start Supplied material
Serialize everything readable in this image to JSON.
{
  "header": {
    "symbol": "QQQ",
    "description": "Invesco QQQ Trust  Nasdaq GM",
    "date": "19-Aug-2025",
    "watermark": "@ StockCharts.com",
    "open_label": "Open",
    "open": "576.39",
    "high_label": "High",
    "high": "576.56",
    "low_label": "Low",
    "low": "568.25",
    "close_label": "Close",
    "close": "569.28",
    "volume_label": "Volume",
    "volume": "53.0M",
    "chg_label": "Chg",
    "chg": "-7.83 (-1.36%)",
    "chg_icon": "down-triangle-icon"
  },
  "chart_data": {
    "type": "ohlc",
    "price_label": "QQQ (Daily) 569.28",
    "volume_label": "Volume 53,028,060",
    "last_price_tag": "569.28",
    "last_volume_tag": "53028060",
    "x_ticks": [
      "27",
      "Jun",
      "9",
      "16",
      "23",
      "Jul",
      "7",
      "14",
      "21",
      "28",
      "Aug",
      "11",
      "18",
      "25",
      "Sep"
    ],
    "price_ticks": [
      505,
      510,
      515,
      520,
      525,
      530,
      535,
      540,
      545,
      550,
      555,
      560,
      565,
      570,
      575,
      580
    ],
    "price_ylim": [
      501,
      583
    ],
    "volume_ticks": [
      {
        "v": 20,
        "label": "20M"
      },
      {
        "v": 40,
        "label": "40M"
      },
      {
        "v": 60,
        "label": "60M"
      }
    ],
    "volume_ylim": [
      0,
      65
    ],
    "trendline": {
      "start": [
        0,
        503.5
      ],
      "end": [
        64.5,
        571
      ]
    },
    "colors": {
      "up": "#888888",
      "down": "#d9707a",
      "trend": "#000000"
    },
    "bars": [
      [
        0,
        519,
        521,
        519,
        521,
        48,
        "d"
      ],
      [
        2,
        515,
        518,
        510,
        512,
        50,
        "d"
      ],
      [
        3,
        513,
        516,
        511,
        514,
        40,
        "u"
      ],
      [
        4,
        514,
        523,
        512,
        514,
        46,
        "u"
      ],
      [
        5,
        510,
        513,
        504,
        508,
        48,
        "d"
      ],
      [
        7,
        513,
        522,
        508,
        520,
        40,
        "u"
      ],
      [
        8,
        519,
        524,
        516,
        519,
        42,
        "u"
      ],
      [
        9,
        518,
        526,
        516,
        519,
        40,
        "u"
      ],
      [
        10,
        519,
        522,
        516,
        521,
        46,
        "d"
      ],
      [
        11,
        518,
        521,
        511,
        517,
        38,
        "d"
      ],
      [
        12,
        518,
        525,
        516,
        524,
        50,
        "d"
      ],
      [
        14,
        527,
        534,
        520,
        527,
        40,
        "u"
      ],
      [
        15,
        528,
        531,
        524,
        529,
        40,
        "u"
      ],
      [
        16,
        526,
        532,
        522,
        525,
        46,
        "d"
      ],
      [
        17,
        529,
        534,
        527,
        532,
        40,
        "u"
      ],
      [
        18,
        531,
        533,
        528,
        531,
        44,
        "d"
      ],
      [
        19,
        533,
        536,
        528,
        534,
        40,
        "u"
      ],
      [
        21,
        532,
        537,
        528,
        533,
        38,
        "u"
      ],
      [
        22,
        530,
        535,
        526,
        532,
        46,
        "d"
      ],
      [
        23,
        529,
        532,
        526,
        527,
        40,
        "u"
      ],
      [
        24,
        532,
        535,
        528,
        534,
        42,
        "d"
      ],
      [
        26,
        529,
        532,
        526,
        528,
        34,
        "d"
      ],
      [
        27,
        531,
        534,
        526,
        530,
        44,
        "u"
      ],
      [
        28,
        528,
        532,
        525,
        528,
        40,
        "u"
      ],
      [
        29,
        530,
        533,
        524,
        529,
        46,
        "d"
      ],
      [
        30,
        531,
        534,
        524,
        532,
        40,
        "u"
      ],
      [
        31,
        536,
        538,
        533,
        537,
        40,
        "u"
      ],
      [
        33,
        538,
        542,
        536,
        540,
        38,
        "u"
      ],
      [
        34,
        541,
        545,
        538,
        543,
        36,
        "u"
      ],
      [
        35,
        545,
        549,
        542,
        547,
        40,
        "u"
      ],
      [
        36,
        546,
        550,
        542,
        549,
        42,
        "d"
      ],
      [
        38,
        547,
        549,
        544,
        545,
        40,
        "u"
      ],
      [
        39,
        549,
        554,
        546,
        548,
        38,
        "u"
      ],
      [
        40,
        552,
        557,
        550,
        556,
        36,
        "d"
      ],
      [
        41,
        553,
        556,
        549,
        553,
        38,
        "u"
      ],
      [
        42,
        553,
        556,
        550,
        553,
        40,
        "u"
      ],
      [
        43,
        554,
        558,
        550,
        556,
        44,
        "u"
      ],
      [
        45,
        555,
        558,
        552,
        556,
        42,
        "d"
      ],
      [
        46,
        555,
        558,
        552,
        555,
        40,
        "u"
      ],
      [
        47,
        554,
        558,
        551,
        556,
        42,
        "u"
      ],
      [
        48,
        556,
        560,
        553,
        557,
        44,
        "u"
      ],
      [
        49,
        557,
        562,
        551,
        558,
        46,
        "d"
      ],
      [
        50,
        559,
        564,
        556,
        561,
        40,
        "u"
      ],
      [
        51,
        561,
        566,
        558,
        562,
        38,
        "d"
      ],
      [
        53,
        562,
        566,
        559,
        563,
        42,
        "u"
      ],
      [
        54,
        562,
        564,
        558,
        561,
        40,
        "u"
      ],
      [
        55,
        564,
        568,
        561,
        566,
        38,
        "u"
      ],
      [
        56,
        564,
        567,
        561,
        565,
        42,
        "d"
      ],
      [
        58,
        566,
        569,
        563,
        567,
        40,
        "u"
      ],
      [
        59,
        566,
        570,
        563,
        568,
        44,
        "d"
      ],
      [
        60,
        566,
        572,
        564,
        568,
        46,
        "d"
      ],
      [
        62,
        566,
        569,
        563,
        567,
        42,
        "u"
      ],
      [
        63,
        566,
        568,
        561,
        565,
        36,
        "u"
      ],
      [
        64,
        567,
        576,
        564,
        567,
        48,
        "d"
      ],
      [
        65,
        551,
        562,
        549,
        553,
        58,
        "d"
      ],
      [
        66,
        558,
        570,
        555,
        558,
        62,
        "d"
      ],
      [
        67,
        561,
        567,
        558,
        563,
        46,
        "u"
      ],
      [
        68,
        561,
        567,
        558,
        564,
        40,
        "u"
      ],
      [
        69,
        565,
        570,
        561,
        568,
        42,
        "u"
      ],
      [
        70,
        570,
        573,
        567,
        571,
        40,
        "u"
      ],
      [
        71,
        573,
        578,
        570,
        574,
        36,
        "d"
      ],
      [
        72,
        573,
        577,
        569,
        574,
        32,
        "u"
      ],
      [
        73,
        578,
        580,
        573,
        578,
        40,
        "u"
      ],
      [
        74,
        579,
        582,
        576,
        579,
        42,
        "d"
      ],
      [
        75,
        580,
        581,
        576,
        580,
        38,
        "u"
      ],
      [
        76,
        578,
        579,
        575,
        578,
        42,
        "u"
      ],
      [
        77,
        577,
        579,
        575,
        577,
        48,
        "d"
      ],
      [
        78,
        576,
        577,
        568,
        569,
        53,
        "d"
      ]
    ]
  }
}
end Supplied material
* **Directions**
Return all the data exactly as given.

* **Task answer**
Serialize everything readable in this image to JSON.
{
  "header": {
    "symbol": "QQQ",
    "description": "Invesco QQQ Trust  Nasdaq GM",
    "date": "19-Aug-2025",
    "watermark": "@ StockCharts.com",
    "open_label": "Open",
    "open": "576.39",
    "high_label": "High",
    "high": "576.56",
    "low_label": "Low",
    "low": "568.25",
    "close_label": "Close",
    "close": "569.28",
    "volume_label": "Volume",
    "volume": "53.0M",
    "chg_label": "Chg",
    "chg": "-7.83 (-1.36%)",
    "chg_icon": "down-triangle-icon"
  },
  "chart_data": {
    "type": "ohlc",
    "price_label": "QQQ (Daily) 569.28",
    "volume_label": "Volume 53,028,060",
    "last_price_tag": "569.28",
    "last_volume_tag": "53028060",
    "x_ticks": [
      "27",
      "Jun",
      "9",
      "16",
      "23",
      "Jul",
      "7",
      "14",
      "21",
      "28",
      "Aug",
      "11",
      "18",
      "25",
      "Sep"
    ],
    "price_ticks": [
      505,
      510,
      515,
      520,
      525,
      530,
      535,
      540,
      545,
      550,
      555,
      560,
      565,
      570,
      575,
      580
    ],
    "price_ylim": [
      501,
      583
    ],
    "volume_ticks": [
      {
        "v": 20,
        "label": "20M"
      },
      {
        "v": 40,
        "label": "40M"
      },
      {
        "v": 60,
        "label": "60M"
      }
    ],
    "volume_ylim": [
      0,
      65
    ],
    "trendline": {
      "start": [
        0,
        503.5
      ],
      "end": [
        64.5,
        571
      ]
    },
    "colors": {
      "up": "#888888",
      "down": "#d9707a",
      "trend": "#000000"
    },
    "bars": [
      [
        0,
        519,
        521,
        519,
        521,
        48,
        "d"
      ],
      [
        2,
        515,
        518,
        510,
        512,
        50,
        "d"
      ],
      [
        3,
        513,
        516,
        511,
        514,
        40,
        "u"
      ],
      [
        4,
        514,
        523,
        512,
        514,
        46,
        "u"
      ],
      [
        5,
        510,
        513,
        504,
        508,
        48,
        "d"
      ],
      [
        7,
        513,
        522,
        508,
        520,
        40,
        "u"
      ],
      [
        8,
        519,
        524,
        516,
        519,
        42,
        "u"
      ],
      [
        9,
        518,
        526,
        516,
        519,
        40,
        "u"
      ],
      [
        10,
        519,
        522,
        516,
        521,
        46,
        "d"
      ],
      [
        11,
        518,
        521,
        511,
        517,
        38,
        "d"
      ],
      [
        12,
        518,
        525,
        516,
        524,
        50,
        "d"
      ],
      [
        14,
        527,
        534,
        520,
        527,
        40,
        "u"
      ],
      [
        15,
        528,
        531,
        524,
        529,
        40,
        "u"
      ],
      [
        16,
        526,
        532,
        522,
        525,
        46,
        "d"
      ],
      [
        17,
        529,
        534,
        527,
        532,
        40,
        "u"
      ],
      [
        18,
        531,
        533,
        528,
        531,
        44,
        "d"
      ],
      [
        19,
        533,
        536,
        528,
        534,
        40,
        "u"
      ],
      [
        21,
        532,
        537,
        528,
        533,
        38,
        "u"
      ],
      [
        22,
        530,
        535,
        526,
        532,
        46,
        "d"
      ],
      [
        23,
        529,
        532,
        526,
        527,
        40,
        "u"
      ],
      [
        24,
        532,
        535,
        528,
        534,
        42,
        "d"
      ],
      [
        26,
        529,
        532,
        526,
        528,
        34,
        "d"
      ],
      [
        27,
        531,
        534,
        526,
        530,
        44,
        "u"
      ],
      [
        28,
        528,
        532,
        525,
        528,
        40,
        "u"
      ],
      [
        29,
        530,
        533,
        524,
        529,
        46,
        "d"
      ],
      [
        30,
        531,
        534,
        524,
        532,
        40,
        "u"
      ],
      [
        31,
        536,
        538,
        533,
        537,
        40,
        "u"
      ],
      [
        33,
        538,
        542,
        536,
        540,
        38,
        "u"
      ],
      [
        34,
        541,
        545,
        538,
        543,
        36,
        "u"
      ],
      [
        35,
        545,
        549,
        542,
        547,
        40,
        "u"
      ],
      [
        36,
        546,
        550,
        542,
        549,
        42,
        "d"
      ],
      [
        38,
        547,
        549,
        544,
        545,
        40,
        "u"
      ],
      [
        39,
        549,
        554,
        546,
        548,
        38,
        "u"
      ],
      [
        40,
        552,
        557,
        550,
        556,
        36,
        "d"
      ],
      [
        41,
        553,
        556,
        549,
        553,
        38,
        "u"
      ],
      [
        42,
        553,
        556,
        550,
        553,
        40,
        "u"
      ],
      [
        43,
        554,
        558,
        550,
        556,
        44,
        "u"
      ],
      [
        45,
        555,
        558,
        552,
        556,
        42,
        "d"
      ],
      [
        46,
        555,
        558,
        552,
        555,
        40,
        "u"
      ],
      [
        47,
        554,
        558,
        551,
        556,
        42,
        "u"
      ],
      [
        48,
        556,
        560,
        553,
        557,
        44,
        "u"
      ],
      [
        49,
        557,
        562,
        551,
        558,
        46,
        "d"
      ],
      [
        50,
        559,
        564,
        556,
        561,
        40,
        "u"
      ],
      [
        51,
        561,
        566,
        558,
        562,
        38,
        "d"
      ],
      [
        53,
        562,
        566,
        559,
        563,
        42,
        "u"
      ],
      [
        54,
        562,
        564,
        558,
        561,
        40,
        "u"
      ],
      [
        55,
        564,
        568,
        561,
        566,
        38,
        "u"
      ],
      [
        56,
        564,
        567,
        561,
        565,
        42,
        "d"
      ],
      [
        58,
        566,
        569,
        563,
        567,
        40,
        "u"
      ],
      [
        59,
        566,
        570,
        563,
        568,
        44,
        "d"
      ],
      [
        60,
        566,
        572,
        564,
        568,
        46,
        "d"
      ],
      [
        62,
        566,
        569,
        563,
        567,
        42,
        "u"
      ],
      [
        63,
        566,
        568,
        561,
        565,
        36,
        "u"
      ],
      [
        64,
        567,
        576,
        564,
        567,
        48,
        "d"
      ],
      [
        65,
        551,
        562,
        549,
        553,
        58,
        "d"
      ],
      [
        66,
        558,
        570,
        555,
        558,
        62,
        "d"
      ],
      [
        67,
        561,
        567,
        558,
        563,
        46,
        "u"
      ],
      [
        68,
        561,
        567,
        558,
        564,
        40,
        "u"
      ],
      [
        69,
        565,
        570,
        561,
        568,
        42,
        "u"
      ],
      [
        70,
        570,
        573,
        567,
        571,
        40,
        "u"
      ],
      [
        71,
        573,
        578,
        570,
        574,
        36,
        "d"
      ],
      [
        72,
        573,
        577,
        569,
        574,
        32,
        "u"
      ],
      [
        73,
        578,
        580,
        573,
        578,
        40,
        "u"
      ],
      [
        74,
        579,
        582,
        576,
        579,
        42,
        "d"
      ],
      [
        75,
        580,
        581,
        576,
        580,
        38,
        "u"
      ],
      [
        76,
        578,
        579,
        575,
        578,
        42,
        "u"
      ],
      [
        77,
        577,
        579,
        575,
        577,
        48,
        "d"
      ],
      [
        78,
        576,
        577,
        568,
        569,
        53,
        "d"
      ]
    ]
  }
}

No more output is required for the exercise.